### GIVEN EXERCISE
Leave out every picture, then transcribe the rest of the listing exactly.

### INPUT FOR THIS TASK
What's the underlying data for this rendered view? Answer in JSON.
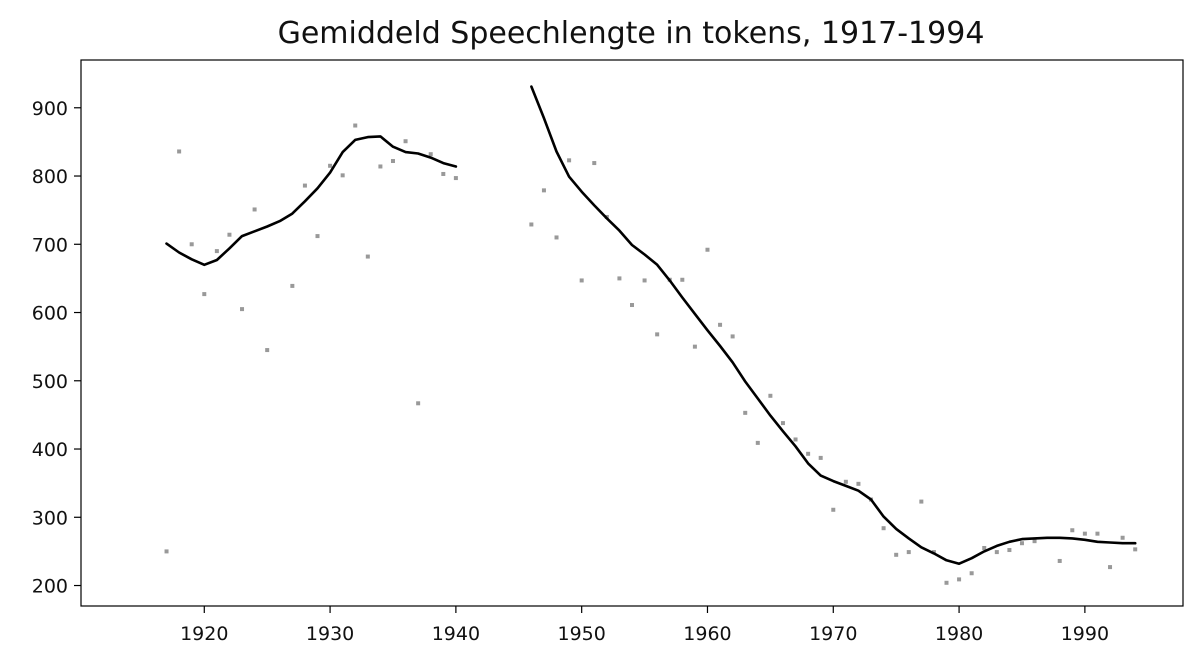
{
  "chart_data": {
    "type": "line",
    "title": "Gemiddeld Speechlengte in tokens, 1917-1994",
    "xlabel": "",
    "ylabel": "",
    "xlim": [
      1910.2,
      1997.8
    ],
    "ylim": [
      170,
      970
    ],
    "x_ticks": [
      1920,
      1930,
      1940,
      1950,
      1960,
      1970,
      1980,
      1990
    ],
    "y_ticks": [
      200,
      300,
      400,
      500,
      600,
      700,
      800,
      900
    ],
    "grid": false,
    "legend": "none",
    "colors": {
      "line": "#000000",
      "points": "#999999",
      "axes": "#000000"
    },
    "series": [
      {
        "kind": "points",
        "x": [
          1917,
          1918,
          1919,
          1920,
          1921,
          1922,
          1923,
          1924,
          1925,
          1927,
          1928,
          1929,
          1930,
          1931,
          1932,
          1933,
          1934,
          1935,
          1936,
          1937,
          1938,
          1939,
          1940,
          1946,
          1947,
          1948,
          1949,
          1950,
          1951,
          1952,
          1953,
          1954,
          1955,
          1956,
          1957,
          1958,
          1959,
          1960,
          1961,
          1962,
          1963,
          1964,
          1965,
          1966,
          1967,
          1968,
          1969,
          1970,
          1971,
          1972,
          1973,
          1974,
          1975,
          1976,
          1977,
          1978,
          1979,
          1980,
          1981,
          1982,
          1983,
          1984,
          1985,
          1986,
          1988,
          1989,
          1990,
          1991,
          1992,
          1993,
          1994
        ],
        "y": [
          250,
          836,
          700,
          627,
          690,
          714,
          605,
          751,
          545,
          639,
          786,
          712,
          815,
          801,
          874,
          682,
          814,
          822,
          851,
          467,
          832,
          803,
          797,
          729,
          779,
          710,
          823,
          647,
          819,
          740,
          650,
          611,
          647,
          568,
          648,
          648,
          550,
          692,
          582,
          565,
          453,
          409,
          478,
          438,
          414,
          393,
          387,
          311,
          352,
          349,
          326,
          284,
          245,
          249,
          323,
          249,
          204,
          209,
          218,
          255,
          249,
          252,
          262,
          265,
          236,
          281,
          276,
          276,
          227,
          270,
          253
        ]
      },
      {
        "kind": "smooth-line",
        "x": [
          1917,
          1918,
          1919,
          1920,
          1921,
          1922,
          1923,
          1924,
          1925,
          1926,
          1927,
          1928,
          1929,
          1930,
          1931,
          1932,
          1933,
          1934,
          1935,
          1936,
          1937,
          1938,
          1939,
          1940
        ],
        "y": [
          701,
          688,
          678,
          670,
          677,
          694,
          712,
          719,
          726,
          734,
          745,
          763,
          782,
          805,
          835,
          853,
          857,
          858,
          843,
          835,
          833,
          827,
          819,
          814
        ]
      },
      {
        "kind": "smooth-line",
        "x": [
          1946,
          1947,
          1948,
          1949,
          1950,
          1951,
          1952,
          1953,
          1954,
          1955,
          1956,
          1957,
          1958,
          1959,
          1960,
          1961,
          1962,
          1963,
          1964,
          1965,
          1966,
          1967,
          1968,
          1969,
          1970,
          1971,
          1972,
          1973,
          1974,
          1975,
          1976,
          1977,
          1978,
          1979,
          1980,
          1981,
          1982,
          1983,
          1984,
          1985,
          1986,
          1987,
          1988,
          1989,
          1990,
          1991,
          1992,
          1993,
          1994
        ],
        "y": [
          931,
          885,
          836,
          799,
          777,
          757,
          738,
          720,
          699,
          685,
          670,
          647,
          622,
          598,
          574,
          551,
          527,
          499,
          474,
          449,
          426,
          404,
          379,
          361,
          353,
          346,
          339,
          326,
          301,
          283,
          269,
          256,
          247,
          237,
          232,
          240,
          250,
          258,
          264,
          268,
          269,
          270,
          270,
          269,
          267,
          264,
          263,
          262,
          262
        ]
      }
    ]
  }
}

### RESPONSE
What's the underlying data for this rendered view? Answer in JSON.
{
  "chart_data": {
    "type": "line",
    "title": "Gemiddeld Speechlengte in tokens, 1917-1994",
    "xlabel": "",
    "ylabel": "",
    "xlim": [
      1910.2,
      1997.8
    ],
    "ylim": [
      170,
      970
    ],
    "x_ticks": [
      1920,
      1930,
      1940,
      1950,
      1960,
      1970,
      1980,
      1990
    ],
    "y_ticks": [
      200,
      300,
      400,
      500,
      600,
      700,
      800,
      900
    ],
    "grid": false,
    "legend": "none",
    "colors": {
      "line": "#000000",
      "points": "#999999",
      "axes": "#000000"
    },
    "series": [
      {
        "kind": "points",
        "x": [
          1917,
          1918,
          1919,
          1920,
          1921,
          1922,
          1923,
          1924,
          1925,
          1927,
          1928,
          1929,
          1930,
          1931,
          1932,
          1933,
          1934,
          1935,
          1936,
          1937,
          1938,
          1939,
          1940,
          1946,
          1947,
          1948,
          1949,
          1950,
          1951,
          1952,
          1953,
          1954,
          1955,
          1956,
          1957,
          1958,
          1959,
          1960,
          1961,
          1962,
          1963,
          1964,
          1965,
          1966,
          1967,
          1968,
          1969,
          1970,
          1971,
          1972,
          1973,
          1974,
          1975,
          1976,
          1977,
          1978,
          1979,
          1980,
          1981,
          1982,
          1983,
          1984,
          1985,
          1986,
          1988,
          1989,
          1990,
          1991,
          1992,
          1993,
          1994
        ],
        "y": [
          250,
          836,
          700,
          627,
          690,
          714,
          605,
          751,
          545,
          639,
          786,
          712,
          815,
          801,
          874,
          682,
          814,
          822,
          851,
          467,
          832,
          803,
          797,
          729,
          779,
          710,
          823,
          647,
          819,
          740,
          650,
          611,
          647,
          568,
          648,
          648,
          550,
          692,
          582,
          565,
          453,
          409,
          478,
          438,
          414,
          393,
          387,
          311,
          352,
          349,
          326,
          284,
          245,
          249,
          323,
          249,
          204,
          209,
          218,
          255,
          249,
          252,
          262,
          265,
          236,
          281,
          276,
          276,
          227,
          270,
          253
        ]
      },
      {
        "kind": "smooth-line",
        "x": [
          1917,
          1918,
          1919,
          1920,
          1921,
          1922,
          1923,
          1924,
          1925,
          1926,
          1927,
          1928,
          1929,
          1930,
          1931,
          1932,
          1933,
          1934,
          1935,
          1936,
          1937,
          1938,
          1939,
          1940
        ],
        "y": [
          701,
          688,
          678,
          670,
          677,
          694,
          712,
          719,
          726,
          734,
          745,
          763,
          782,
          805,
          835,
          853,
          857,
          858,
          843,
          835,
          833,
          827,
          819,
          814
        ]
      },
      {
        "kind": "smooth-line",
        "x": [
          1946,
          1947,
          1948,
          1949,
          1950,
          1951,
          1952,
          1953,
          1954,
          1955,
          1956,
          1957,
          1958,
          1959,
          1960,
          1961,
          1962,
          1963,
          1964,
          1965,
          1966,
          1967,
          1968,
          1969,
          1970,
          1971,
          1972,
          1973,
          1974,
          1975,
          1976,
          1977,
          1978,
          1979,
          1980,
          1981,
          1982,
          1983,
          1984,
          1985,
          1986,
          1987,
          1988,
          1989,
          1990,
          1991,
          1992,
          1993,
          1994
        ],
        "y": [
          931,
          885,
          836,
          799,
          777,
          757,
          738,
          720,
          699,
          685,
          670,
          647,
          622,
          598,
          574,
          551,
          527,
          499,
          474,
          449,
          426,
          404,
          379,
          361,
          353,
          346,
          339,
          326,
          301,
          283,
          269,
          256,
          247,
          237,
          232,
          240,
          250,
          258,
          264,
          268,
          269,
          270,
          270,
          269,
          267,
          264,
          263,
          262,
          262
        ]
      }
    ]
  }
}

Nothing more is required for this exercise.